The records:
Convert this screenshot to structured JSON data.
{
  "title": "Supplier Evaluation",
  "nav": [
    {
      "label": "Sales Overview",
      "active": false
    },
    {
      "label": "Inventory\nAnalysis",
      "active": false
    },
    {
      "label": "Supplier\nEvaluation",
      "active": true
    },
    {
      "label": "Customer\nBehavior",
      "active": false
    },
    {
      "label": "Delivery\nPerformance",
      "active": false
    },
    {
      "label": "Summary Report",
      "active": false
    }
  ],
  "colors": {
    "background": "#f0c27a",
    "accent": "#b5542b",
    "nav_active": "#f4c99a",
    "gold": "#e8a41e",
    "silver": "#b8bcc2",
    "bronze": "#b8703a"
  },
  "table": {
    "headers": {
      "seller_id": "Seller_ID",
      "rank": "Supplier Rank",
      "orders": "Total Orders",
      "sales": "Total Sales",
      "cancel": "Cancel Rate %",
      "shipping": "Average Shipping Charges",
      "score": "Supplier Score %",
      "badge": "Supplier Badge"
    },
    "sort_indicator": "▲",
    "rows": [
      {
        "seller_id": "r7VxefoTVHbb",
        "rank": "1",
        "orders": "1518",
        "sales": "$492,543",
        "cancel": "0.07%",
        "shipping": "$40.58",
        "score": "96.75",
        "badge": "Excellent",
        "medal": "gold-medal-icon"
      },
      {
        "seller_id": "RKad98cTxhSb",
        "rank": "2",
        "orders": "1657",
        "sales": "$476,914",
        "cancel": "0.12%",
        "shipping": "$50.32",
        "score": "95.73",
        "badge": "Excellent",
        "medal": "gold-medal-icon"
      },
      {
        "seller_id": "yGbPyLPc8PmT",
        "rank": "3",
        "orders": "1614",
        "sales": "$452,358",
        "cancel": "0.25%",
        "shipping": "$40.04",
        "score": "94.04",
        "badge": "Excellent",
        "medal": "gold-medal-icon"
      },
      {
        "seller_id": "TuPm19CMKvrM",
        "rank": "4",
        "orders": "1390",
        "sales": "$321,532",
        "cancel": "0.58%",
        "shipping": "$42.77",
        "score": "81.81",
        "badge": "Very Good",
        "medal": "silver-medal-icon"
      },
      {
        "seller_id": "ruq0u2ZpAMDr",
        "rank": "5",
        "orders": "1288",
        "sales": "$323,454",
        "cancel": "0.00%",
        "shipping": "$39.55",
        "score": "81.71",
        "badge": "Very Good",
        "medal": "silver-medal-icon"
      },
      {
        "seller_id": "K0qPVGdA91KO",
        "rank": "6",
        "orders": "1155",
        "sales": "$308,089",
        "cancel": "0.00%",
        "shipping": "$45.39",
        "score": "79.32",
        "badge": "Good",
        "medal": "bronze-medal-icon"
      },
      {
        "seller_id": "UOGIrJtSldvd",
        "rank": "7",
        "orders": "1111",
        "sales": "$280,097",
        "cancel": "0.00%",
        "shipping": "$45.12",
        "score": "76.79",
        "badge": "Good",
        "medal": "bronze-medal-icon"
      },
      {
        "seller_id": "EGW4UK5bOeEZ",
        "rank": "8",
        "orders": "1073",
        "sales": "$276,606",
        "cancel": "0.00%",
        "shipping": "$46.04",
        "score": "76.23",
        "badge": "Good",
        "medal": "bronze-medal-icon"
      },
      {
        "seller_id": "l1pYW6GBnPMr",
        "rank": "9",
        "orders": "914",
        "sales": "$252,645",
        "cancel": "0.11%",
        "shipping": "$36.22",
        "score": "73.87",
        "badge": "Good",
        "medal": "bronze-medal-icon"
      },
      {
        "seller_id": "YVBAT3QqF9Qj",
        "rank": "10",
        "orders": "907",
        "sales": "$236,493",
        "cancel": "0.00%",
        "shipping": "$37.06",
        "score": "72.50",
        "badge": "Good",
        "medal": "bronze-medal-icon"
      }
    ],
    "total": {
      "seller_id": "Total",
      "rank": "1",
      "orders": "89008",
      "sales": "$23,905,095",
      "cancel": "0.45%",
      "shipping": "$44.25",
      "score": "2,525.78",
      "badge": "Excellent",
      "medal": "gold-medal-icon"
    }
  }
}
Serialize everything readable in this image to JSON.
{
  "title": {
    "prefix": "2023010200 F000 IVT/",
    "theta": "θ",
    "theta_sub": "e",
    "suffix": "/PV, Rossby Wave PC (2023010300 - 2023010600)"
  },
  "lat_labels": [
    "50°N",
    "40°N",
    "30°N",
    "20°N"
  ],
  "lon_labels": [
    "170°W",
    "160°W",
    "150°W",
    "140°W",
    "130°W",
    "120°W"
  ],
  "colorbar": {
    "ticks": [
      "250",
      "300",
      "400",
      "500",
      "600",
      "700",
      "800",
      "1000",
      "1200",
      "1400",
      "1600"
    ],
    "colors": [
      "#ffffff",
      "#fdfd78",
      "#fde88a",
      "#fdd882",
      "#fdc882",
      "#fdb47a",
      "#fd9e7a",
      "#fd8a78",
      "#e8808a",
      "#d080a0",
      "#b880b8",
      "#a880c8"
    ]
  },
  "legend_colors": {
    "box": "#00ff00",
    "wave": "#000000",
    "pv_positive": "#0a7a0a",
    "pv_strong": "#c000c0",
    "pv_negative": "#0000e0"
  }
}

Exercise directions: Each line of the material should be duplicated exactly, please.

Answer to this problem:
Convert this screenshot to structured JSON data.
{
  "title": "Supplier Evaluation",
  "nav": [
    {
      "label": "Sales Overview",
      "active": false
    },
    {
      "label": "Inventory\nAnalysis",
      "active": false
    },
    {
      "label": "Supplier\nEvaluation",
      "active": true
    },
    {
      "label": "Customer\nBehavior",
      "active": false
    },
    {
      "label": "Delivery\nPerformance",
      "active": false
    },
    {
      "label": "Summary Report",
      "active": false
    }
  ],
  "colors": {
    "background": "#f0c27a",
    "accent": "#b5542b",
    "nav_active": "#f4c99a",
    "gold": "#e8a41e",
    "silver": "#b8bcc2",
    "bronze": "#b8703a"
  },
  "table": {
    "headers": {
      "seller_id": "Seller_ID",
      "rank": "Supplier Rank",
      "orders": "Total Orders",
      "sales": "Total Sales",
      "cancel": "Cancel Rate %",
      "shipping": "Average Shipping Charges",
      "score": "Supplier Score %",
      "badge": "Supplier Badge"
    },
    "sort_indicator": "▲",
    "rows": [
      {
        "seller_id": "r7VxefoTVHbb",
        "rank": "1",
        "orders": "1518",
        "sales": "$492,543",
        "cancel": "0.07%",
        "shipping": "$40.58",
        "score": "96.75",
        "badge": "Excellent",
        "medal": "gold-medal-icon"
      },
      {
        "seller_id": "RKad98cTxhSb",
        "rank": "2",
        "orders": "1657",
        "sales": "$476,914",
        "cancel": "0.12%",
        "shipping": "$50.32",
        "score": "95.73",
        "badge": "Excellent",
        "medal": "gold-medal-icon"
      },
      {
        "seller_id": "yGbPyLPc8PmT",
        "rank": "3",
        "orders": "1614",
        "sales": "$452,358",
        "cancel": "0.25%",
        "shipping": "$40.04",
        "score": "94.04",
        "badge": "Excellent",
        "medal": "gold-medal-icon"
      },
      {
        "seller_id": "TuPm19CMKvrM",
        "rank": "4",
        "orders": "1390",
        "sales": "$321,532",
        "cancel": "0.58%",
        "shipping": "$42.77",
        "score": "81.81",
        "badge": "Very Good",
        "medal": "silver-medal-icon"
      },
      {
        "seller_id": "ruq0u2ZpAMDr",
        "rank": "5",
        "orders": "1288",
        "sales": "$323,454",
        "cancel": "0.00%",
        "shipping": "$39.55",
        "score": "81.71",
        "badge": "Very Good",
        "medal": "silver-medal-icon"
      },
      {
        "seller_id": "K0qPVGdA91KO",
        "rank": "6",
        "orders": "1155",
        "sales": "$308,089",
        "cancel": "0.00%",
        "shipping": "$45.39",
        "score": "79.32",
        "badge": "Good",
        "medal": "bronze-medal-icon"
      },
      {
        "seller_id": "UOGIrJtSldvd",
        "rank": "7",
        "orders": "1111",
        "sales": "$280,097",
        "cancel": "0.00%",
        "shipping": "$45.12",
        "score": "76.79",
        "badge": "Good",
        "medal": "bronze-medal-icon"
      },
      {
        "seller_id": "EGW4UK5bOeEZ",
        "rank": "8",
        "orders": "1073",
        "sales": "$276,606",
        "cancel": "0.00%",
        "shipping": "$46.04",
        "score": "76.23",
        "badge": "Good",
        "medal": "bronze-medal-icon"
      },
      {
        "seller_id": "l1pYW6GBnPMr",
        "rank": "9",
        "orders": "914",
        "sales": "$252,645",
        "cancel": "0.11%",
        "shipping": "$36.22",
        "score": "73.87",
        "badge": "Good",
        "medal": "bronze-medal-icon"
      },
      {
        "seller_id": "YVBAT3QqF9Qj",
        "rank": "10",
        "orders": "907",
        "sales": "$236,493",
        "cancel": "0.00%",
        "shipping": "$37.06",
        "score": "72.50",
        "badge": "Good",
        "medal": "bronze-medal-icon"
      }
    ],
    "total": {
      "seller_id": "Total",
      "rank": "1",
      "orders": "89008",
      "sales": "$23,905,095",
      "cancel": "0.45%",
      "shipping": "$44.25",
      "score": "2,525.78",
      "badge": "Excellent",
      "medal": "gold-medal-icon"
    }
  }
}
Serialize everything readable in this image to JSON.
{
  "title": {
    "prefix": "2023010200 F000 IVT/",
    "theta": "θ",
    "theta_sub": "e",
    "suffix": "/PV, Rossby Wave PC (2023010300 - 2023010600)"
  },
  "lat_labels": [
    "50°N",
    "40°N",
    "30°N",
    "20°N"
  ],
  "lon_labels": [
    "170°W",
    "160°W",
    "150°W",
    "140°W",
    "130°W",
    "120°W"
  ],
  "colorbar": {
    "ticks": [
      "250",
      "300",
      "400",
      "500",
      "600",
      "700",
      "800",
      "1000",
      "1200",
      "1400",
      "1600"
    ],
    "colors": [
      "#ffffff",
      "#fdfd78",
      "#fde88a",
      "#fdd882",
      "#fdc882",
      "#fdb47a",
      "#fd9e7a",
      "#fd8a78",
      "#e8808a",
      "#d080a0",
      "#b880b8",
      "#a880c8"
    ]
  },
  "legend_colors": {
    "box": "#00ff00",
    "wave": "#000000",
    "pv_positive": "#0a7a0a",
    "pv_strong": "#c000c0",
    "pv_negative": "#0000e0"
  }
}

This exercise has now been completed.